> _Extracted text_
====

The fields down the lane from us have this year been planted with maize, acres and acres of it. It is a fascinating crop to watch because it grows at such an incredible rate. It is usually planted in late spring, long after the other crops as it is very frost-sensitive, and it must be June before the first tiny shoots appear. At first they are so fine and delicate that they seem to have no substance and appear as a green haze that shimmers across the tilled soil.
Within a few days they can be seen more clearly, row after imaculate row of green shoots marching into the distance, converging towards the skyline, their presence delineating the contours of the land. For a few weeks there seems to be little change but beneath the soil the plant is rooting deeply, quietly putting into place the infrastructure necessary for the immense surge to come. And come it does - at its peak the growth rate must have reached several inches a day. In fact friend Jock assured me that if a man was to sit in a chair in the middle of the crop he would very soon become invisible. Having watched it grow I can believe it, although I suspect he would have got rather bored and hungry in the process!
Much of the maize this year must have been over seven feet tall, each stem with its feathery tassel and each eventually sporting either one or two large corncobs. Having tested them I can assure you that they are no competition for their super-sweet cousins in the supermarkets but the hens love them. More importantly I suspect, so do the cows for this crop is destined to be a high-protein forage feed for the Watchorns' milkers over the winter and it is a vital component of their daily ration.
Anyway, today the machinery rolled in and it was fascinating to watch, the huge harvester with its massive blades scything a swathe through the foliage, the finely chopped vegetation reappearing out of the chute at the top and being deposited into the trailer alongside. And when one trailer was full another moved smoothly in to take its place in a seamless operation.
And whilst farmers never seem to have the ability to be truly happy they surely can't have been displeased today. They even seemed to be smiling ... but maybe that was just for the camera.

====

> _Task instructions_
1 > Reproduce the passage from the maize piece word for word, starting with "Anyway, today the" and going on through "for the camera.".
2 > According to the maize piece, why is maize planted in late spring, long after the other crops?

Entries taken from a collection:
====

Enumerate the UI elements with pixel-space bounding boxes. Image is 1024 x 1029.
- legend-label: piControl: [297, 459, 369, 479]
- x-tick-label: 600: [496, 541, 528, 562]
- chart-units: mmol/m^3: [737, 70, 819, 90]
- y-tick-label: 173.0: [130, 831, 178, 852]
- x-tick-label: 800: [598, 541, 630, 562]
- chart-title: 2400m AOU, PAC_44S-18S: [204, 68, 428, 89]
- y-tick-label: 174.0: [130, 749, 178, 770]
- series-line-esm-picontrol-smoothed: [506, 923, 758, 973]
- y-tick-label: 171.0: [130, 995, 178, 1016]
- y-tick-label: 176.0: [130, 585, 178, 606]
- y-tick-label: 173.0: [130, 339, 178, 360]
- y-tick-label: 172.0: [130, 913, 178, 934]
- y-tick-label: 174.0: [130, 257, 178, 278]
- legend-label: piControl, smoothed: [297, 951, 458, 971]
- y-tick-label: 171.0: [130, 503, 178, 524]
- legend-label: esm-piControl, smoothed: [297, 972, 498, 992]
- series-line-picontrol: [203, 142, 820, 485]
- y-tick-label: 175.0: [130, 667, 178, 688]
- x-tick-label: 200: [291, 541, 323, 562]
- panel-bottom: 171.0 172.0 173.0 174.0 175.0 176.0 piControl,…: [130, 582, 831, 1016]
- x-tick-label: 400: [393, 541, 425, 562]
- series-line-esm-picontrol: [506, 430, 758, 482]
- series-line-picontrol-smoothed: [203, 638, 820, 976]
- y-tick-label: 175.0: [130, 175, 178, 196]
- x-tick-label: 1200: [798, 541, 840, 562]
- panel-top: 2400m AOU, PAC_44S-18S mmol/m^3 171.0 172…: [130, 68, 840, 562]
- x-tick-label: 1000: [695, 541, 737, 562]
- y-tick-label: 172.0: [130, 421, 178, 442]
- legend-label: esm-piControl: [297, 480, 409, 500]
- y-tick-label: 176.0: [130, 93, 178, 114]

====

> _Solutions_
1 >
Anyway, today the machinery rolled in and it was fascinating to watch, the huge harvester with its massive blades scything a swathe through the foliage, the finely chopped vegetation reappearing out of the chute at the top and being deposited into the trailer alongside. And when one trailer was full another moved smoothly in to take its place in a seamless operation.
And whilst farmers never seem to have the ability to be truly happy they surely can't have been displeased today. They even seemed to be smiling ... but maybe that was just for the camera.

2 > Maize is planted in late spring, well after the other crops, because it is very frost-sensitive.